Items from a dataset
-*-

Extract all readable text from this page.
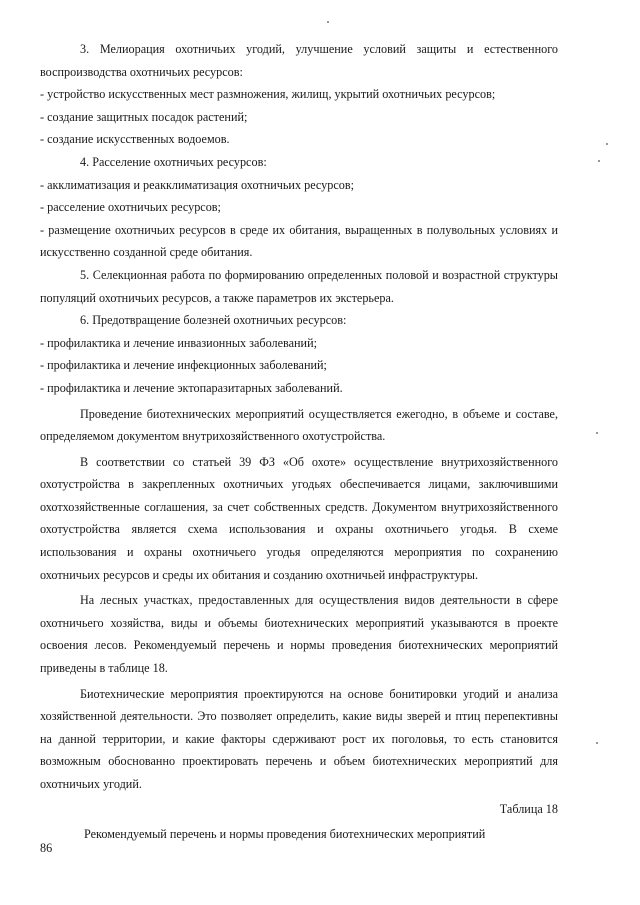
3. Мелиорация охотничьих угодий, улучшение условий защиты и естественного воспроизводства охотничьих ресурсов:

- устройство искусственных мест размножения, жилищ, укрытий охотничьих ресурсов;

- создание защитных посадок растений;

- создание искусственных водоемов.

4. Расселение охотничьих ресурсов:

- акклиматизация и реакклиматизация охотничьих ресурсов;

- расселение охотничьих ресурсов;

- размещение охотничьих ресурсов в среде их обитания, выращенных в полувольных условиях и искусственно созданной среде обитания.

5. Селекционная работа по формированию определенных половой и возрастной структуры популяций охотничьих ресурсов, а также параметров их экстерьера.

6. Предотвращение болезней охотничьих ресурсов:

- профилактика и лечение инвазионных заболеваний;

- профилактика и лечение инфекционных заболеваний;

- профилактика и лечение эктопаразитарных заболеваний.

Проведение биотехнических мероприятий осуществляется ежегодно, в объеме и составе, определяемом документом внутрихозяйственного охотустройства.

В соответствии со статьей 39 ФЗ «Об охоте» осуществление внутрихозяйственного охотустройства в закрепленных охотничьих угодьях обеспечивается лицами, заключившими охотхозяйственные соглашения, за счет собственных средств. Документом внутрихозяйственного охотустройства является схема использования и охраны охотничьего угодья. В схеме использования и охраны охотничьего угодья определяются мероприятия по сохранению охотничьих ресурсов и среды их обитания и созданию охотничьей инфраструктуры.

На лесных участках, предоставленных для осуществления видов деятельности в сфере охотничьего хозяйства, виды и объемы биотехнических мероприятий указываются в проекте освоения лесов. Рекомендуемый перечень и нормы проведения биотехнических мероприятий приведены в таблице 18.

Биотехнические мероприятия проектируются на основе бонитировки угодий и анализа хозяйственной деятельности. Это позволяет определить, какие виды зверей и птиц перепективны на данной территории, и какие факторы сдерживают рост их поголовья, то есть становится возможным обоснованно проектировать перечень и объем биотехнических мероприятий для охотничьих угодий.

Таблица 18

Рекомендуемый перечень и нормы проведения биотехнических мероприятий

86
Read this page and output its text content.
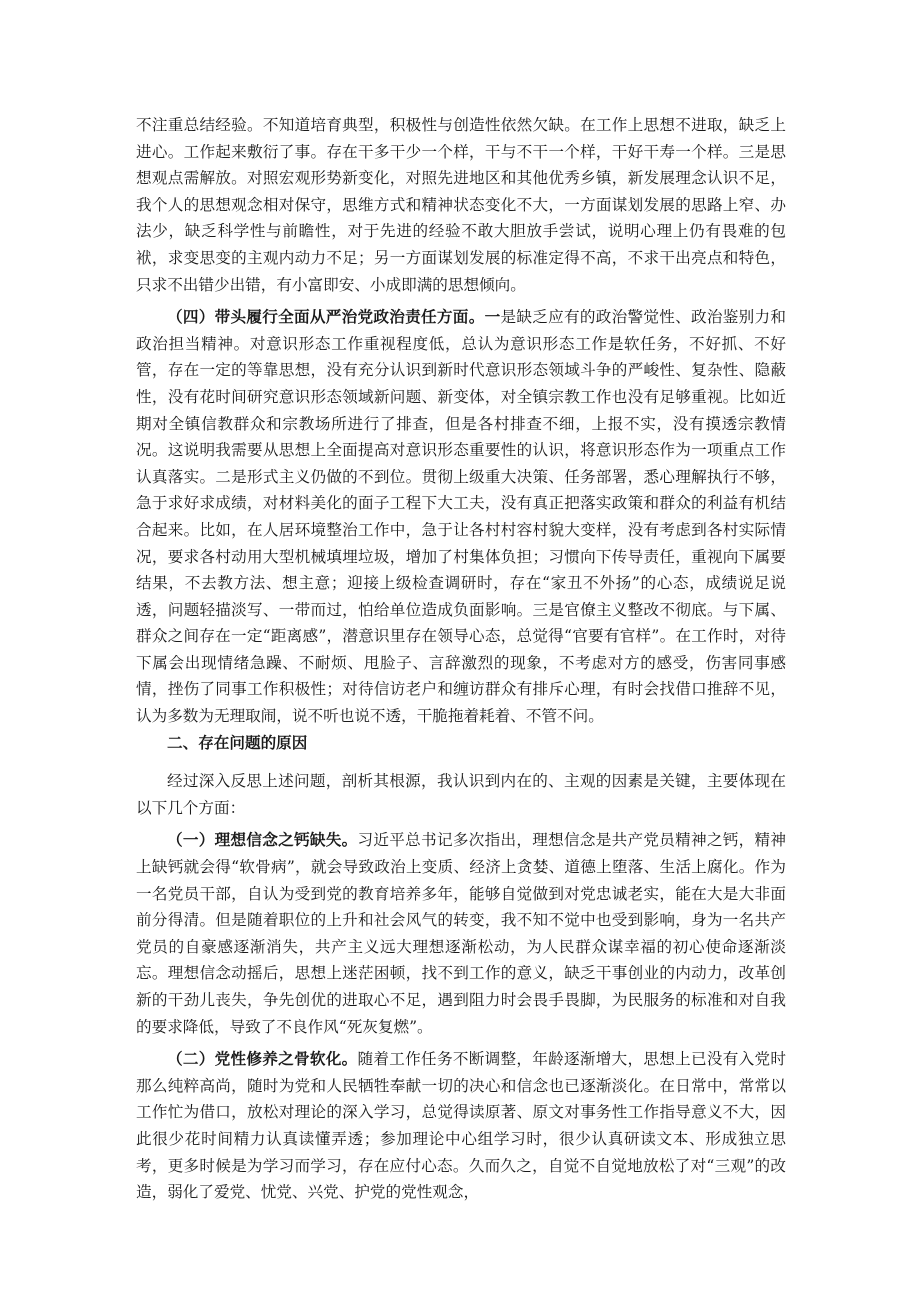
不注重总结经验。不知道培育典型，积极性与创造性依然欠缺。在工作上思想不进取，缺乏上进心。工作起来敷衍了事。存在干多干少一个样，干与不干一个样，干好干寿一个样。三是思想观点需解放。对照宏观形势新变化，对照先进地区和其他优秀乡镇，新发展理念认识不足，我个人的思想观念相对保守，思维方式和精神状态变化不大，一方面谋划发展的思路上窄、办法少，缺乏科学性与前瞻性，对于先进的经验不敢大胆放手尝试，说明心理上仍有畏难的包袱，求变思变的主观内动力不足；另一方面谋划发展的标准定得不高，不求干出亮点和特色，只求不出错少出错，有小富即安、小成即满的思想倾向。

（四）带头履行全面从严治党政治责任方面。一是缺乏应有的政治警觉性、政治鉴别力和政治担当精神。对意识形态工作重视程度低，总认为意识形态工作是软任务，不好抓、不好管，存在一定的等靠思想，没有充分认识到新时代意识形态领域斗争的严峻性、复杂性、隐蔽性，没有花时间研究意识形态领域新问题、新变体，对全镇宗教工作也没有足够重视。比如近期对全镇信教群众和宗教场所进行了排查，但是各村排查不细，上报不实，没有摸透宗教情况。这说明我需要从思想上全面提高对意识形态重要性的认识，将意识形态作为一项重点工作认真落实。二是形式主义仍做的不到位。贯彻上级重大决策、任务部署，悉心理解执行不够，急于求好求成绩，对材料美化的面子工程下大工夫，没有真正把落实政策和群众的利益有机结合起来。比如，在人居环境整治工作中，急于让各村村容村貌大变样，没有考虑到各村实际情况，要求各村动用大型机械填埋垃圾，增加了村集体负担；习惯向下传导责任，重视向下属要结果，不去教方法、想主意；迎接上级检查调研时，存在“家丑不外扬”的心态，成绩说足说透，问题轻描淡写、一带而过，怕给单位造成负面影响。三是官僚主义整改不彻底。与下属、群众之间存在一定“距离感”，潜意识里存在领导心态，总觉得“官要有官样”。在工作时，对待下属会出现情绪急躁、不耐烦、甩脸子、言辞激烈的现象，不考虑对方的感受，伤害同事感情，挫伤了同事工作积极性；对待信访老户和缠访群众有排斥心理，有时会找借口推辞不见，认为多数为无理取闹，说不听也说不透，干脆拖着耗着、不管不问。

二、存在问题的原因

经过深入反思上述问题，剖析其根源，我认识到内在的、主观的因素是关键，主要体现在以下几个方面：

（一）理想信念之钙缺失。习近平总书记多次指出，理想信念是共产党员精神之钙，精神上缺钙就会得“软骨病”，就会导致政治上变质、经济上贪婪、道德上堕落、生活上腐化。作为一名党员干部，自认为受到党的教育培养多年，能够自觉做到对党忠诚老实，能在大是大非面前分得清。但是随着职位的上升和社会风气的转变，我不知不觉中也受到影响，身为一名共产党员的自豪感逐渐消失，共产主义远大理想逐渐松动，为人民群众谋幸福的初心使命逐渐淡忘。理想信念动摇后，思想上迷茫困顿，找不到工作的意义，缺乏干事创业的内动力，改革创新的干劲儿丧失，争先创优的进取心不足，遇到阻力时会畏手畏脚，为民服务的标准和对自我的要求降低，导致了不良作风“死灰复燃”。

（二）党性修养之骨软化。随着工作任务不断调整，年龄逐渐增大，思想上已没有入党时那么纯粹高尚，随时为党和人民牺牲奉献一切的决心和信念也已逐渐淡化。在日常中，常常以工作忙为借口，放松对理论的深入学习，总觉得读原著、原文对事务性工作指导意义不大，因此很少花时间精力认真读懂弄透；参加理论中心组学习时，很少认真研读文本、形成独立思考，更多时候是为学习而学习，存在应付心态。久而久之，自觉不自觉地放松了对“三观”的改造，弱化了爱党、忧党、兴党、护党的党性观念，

-*-

- **EXERCISE TASK**
Pick out every line with the string "создание" and copy it.

- **WRITTEN RESPONSE**
- создание защитных посадок растений;
- создание искусственных водоемов.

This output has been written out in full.